> **Exercise brief**
Write out every line below that includes the word "الضرب".

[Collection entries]
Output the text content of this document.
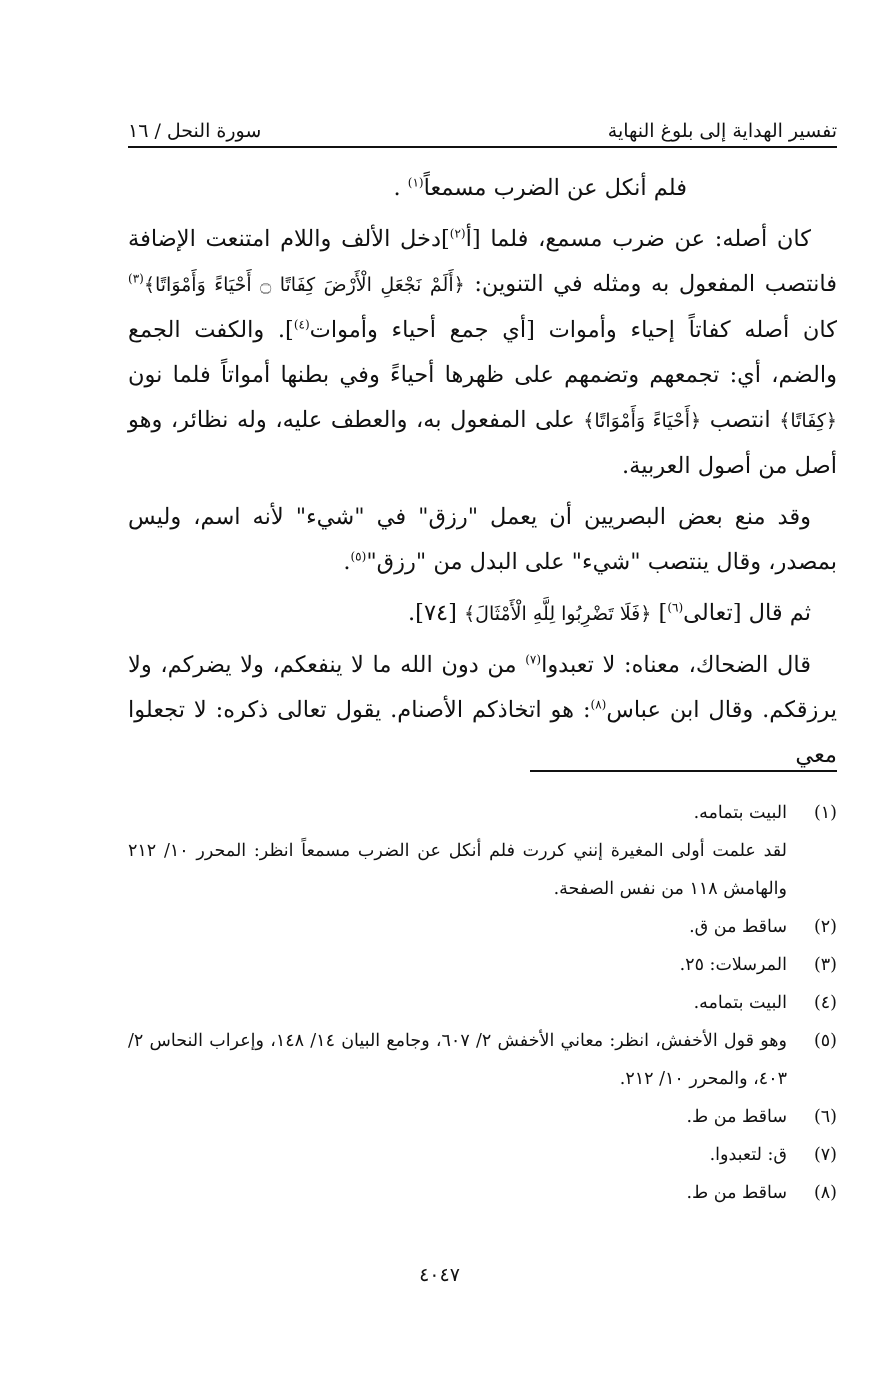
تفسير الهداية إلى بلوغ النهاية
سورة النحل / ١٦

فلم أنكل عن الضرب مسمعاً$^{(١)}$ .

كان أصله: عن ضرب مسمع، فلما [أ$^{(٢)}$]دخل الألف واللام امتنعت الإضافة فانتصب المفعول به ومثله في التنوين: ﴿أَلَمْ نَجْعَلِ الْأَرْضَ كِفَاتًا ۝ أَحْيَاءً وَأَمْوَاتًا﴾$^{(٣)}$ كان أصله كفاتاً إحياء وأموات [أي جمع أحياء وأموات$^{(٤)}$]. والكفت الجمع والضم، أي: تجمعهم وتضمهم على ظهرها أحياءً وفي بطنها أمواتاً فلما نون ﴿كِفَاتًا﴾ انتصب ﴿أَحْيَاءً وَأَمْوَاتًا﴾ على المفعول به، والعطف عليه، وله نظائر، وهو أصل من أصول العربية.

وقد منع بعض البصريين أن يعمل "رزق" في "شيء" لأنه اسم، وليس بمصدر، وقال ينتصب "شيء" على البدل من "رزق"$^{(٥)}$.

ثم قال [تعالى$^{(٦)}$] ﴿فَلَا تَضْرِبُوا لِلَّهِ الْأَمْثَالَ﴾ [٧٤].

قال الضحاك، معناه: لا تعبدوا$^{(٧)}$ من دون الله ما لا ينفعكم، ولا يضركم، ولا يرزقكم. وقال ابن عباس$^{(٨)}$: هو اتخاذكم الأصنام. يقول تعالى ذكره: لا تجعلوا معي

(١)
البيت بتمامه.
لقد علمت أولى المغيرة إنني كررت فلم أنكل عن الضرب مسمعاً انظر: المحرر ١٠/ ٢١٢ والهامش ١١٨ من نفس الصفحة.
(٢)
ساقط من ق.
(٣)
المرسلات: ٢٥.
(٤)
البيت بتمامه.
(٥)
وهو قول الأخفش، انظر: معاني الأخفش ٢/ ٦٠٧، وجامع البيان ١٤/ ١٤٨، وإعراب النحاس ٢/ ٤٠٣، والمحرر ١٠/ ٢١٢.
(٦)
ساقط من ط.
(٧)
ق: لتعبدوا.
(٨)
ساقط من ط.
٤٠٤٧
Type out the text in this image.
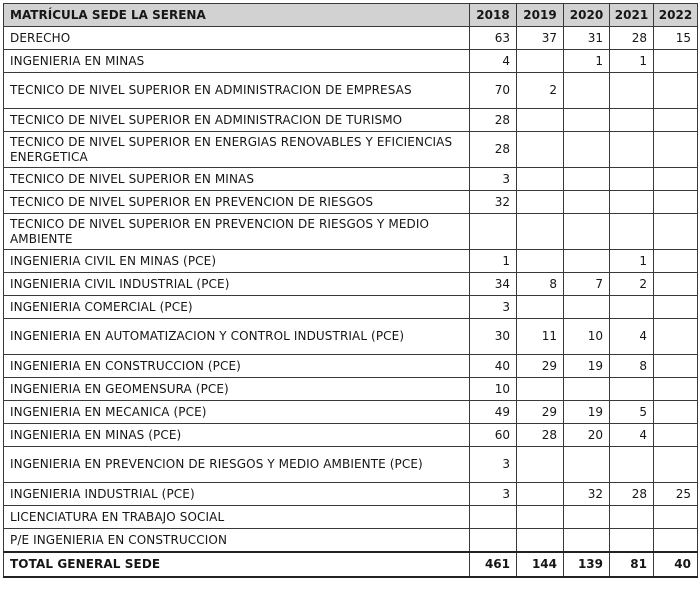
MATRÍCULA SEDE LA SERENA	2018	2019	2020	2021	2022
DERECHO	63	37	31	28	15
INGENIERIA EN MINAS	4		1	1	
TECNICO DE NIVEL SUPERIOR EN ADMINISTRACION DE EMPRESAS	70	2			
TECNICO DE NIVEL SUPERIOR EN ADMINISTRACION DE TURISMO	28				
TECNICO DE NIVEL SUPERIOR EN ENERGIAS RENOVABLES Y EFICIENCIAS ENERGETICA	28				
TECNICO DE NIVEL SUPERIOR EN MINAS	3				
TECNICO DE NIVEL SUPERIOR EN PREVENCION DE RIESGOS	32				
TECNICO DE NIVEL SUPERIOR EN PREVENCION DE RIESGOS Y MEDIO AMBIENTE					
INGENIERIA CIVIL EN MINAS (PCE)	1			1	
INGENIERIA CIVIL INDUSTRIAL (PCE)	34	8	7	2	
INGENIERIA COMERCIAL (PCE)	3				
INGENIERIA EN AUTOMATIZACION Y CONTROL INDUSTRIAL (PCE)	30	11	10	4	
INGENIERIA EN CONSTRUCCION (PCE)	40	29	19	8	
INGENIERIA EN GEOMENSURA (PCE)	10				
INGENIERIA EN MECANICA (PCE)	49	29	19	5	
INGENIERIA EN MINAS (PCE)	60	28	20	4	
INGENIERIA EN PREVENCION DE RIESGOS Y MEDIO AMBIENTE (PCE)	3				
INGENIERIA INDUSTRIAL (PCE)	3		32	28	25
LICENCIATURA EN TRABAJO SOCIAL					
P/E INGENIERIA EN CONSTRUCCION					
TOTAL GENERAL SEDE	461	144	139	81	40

> **Full answer**
فلم أنكل عن الضرب مسمعاً$^{(١)}$ .
لقد علمت أولى المغيرة إنني كررت فلم أنكل عن الضرب مسمعاً انظر: المحرر ١٠/ ٢١٢ والهامش ١١٨ من نفس الصفحة.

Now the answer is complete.